• Task instructions
Copy out the material below line for line, without any changes. Leave out the pictures.

• Supplied data
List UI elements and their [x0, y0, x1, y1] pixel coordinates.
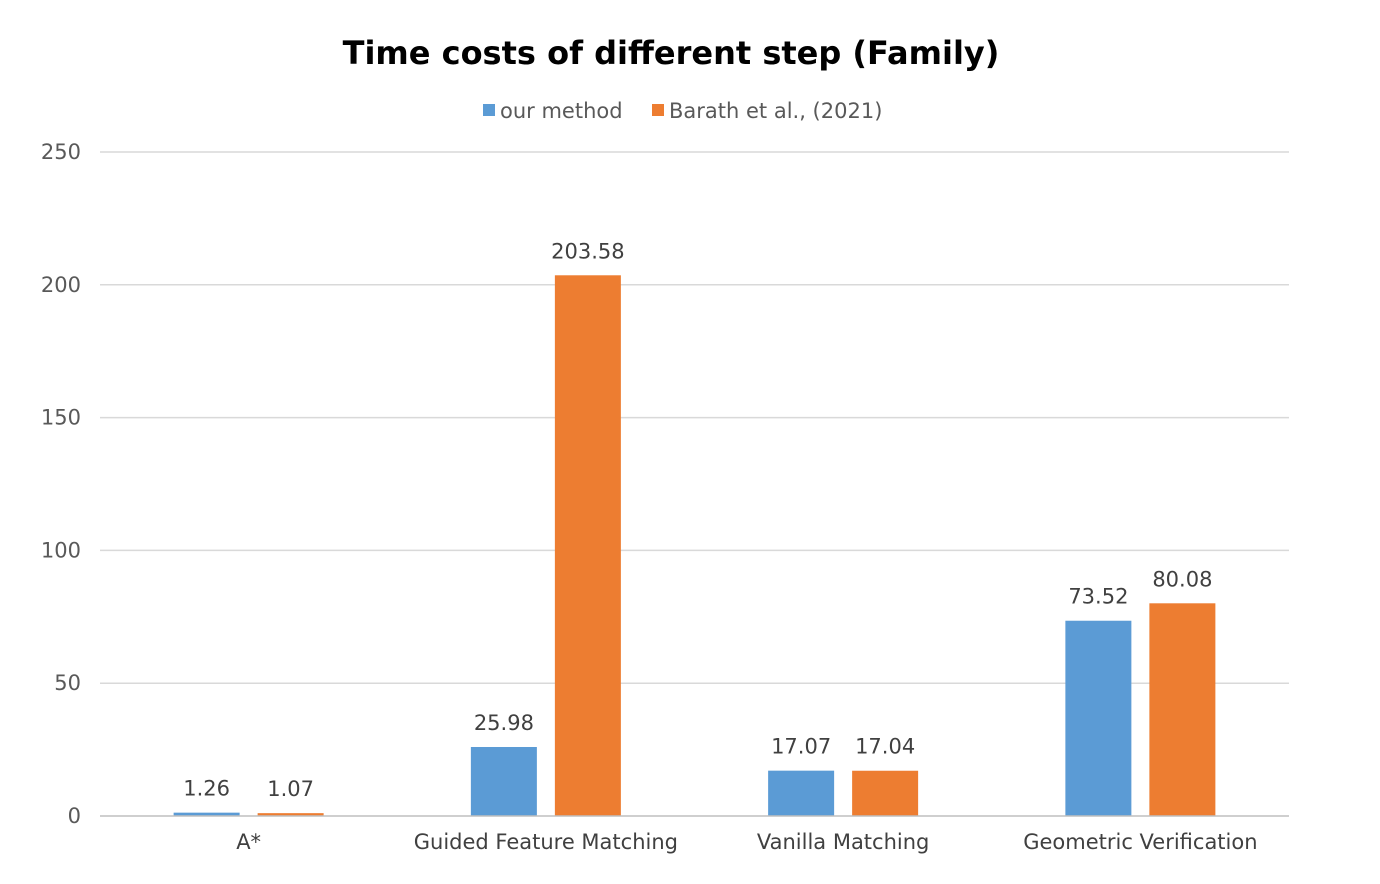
x-category-label: Guided Feature Matching	[414, 830, 678, 854]
bar-our-method-2	[768, 770, 835, 816]
bar-barath-1	[554, 275, 621, 817]
bar-barath-0	[257, 813, 324, 816]
y-tick-label: 150	[41, 406, 81, 430]
x-category-label: Vanilla Matching	[757, 830, 930, 854]
legend-entry-barath: Barath et al., (2021)	[669, 99, 882, 123]
data-label: 1.07	[267, 777, 314, 801]
bar-barath-3	[1149, 603, 1216, 816]
bar-our-method-0	[173, 812, 240, 816]
data-label: 17.07	[771, 735, 831, 759]
data-label: 1.26	[183, 777, 230, 801]
legend-swatch-our-method	[483, 104, 495, 116]
y-tick-label: 100	[41, 538, 81, 562]
legend: our method Barath et al., (2021)	[483, 99, 882, 123]
y-tick-label: 250	[41, 140, 81, 164]
bars	[173, 275, 1216, 817]
x-category-label: Geometric Verification	[1023, 830, 1257, 854]
bar-our-method-3	[1065, 620, 1132, 816]
x-axis-categories: A* Guided Feature Matching Vanilla Matchin…	[236, 830, 1257, 854]
legend-swatch-barath	[652, 104, 664, 116]
y-tick-label: 200	[41, 273, 81, 297]
data-label: 17.04	[855, 735, 915, 759]
y-tick-label: 0	[68, 804, 81, 828]
data-label: 80.08	[1152, 567, 1212, 591]
x-category-label: A*	[236, 830, 261, 854]
data-label: 73.52	[1068, 585, 1128, 609]
data-label: 25.98	[474, 711, 534, 735]
bar-our-method-1	[470, 746, 537, 816]
y-axis-ticks: 0 50 100 150 200 250	[41, 140, 81, 828]
data-label: 203.58	[551, 239, 624, 263]
bar-barath-2	[852, 770, 919, 816]
chart-title: Time costs of different step (Family)	[343, 34, 1000, 72]
legend-entry-our-method: our method	[500, 99, 623, 123]
data-labels: 1.26 1.07 25.98 203.58 17.07 17.04 73.52 80.08	[183, 239, 1212, 801]
y-tick-label: 50	[54, 671, 81, 695]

• Full solution
List UI elements and their [x0, y0, x1, y1] pixel coordinates.
x-category-label: Guided Feature Matching	[414, 830, 678, 854]
bar-our-method-2	[768, 770, 835, 816]
bar-barath-1	[554, 275, 621, 817]
bar-barath-0	[257, 813, 324, 816]
y-tick-label: 150	[41, 406, 81, 430]
x-category-label: Vanilla Matching	[757, 830, 930, 854]
legend-entry-barath: Barath et al., (2021)	[669, 99, 882, 123]
data-label: 1.07	[267, 777, 314, 801]
bar-barath-3	[1149, 603, 1216, 816]
bar-our-method-0	[173, 812, 240, 816]
data-label: 17.07	[771, 735, 831, 759]
data-label: 1.26	[183, 777, 230, 801]
legend-swatch-our-method	[483, 104, 495, 116]
y-tick-label: 100	[41, 538, 81, 562]
legend: our method Barath et al., (2021)	[483, 99, 882, 123]
y-tick-label: 250	[41, 140, 81, 164]
bars	[173, 275, 1216, 817]
x-category-label: Geometric Verification	[1023, 830, 1257, 854]
bar-our-method-3	[1065, 620, 1132, 816]
x-axis-categories: A* Guided Feature Matching Vanilla Matchin…	[236, 830, 1257, 854]
legend-swatch-barath	[652, 104, 664, 116]
y-tick-label: 200	[41, 273, 81, 297]
data-label: 17.04	[855, 735, 915, 759]
y-tick-label: 0	[68, 804, 81, 828]
data-label: 80.08	[1152, 567, 1212, 591]
x-category-label: A*	[236, 830, 261, 854]
data-label: 73.52	[1068, 585, 1128, 609]
data-label: 25.98	[474, 711, 534, 735]
bar-our-method-1	[470, 746, 537, 816]
y-axis-ticks: 0 50 100 150 200 250	[41, 140, 81, 828]
data-label: 203.58	[551, 239, 624, 263]
bar-barath-2	[852, 770, 919, 816]
chart-title: Time costs of different step (Family)	[343, 34, 1000, 72]
legend-entry-our-method: our method	[500, 99, 623, 123]
data-labels: 1.26 1.07 25.98 203.58 17.07 17.04 73.52 80.08	[183, 239, 1212, 801]
y-tick-label: 50	[54, 671, 81, 695]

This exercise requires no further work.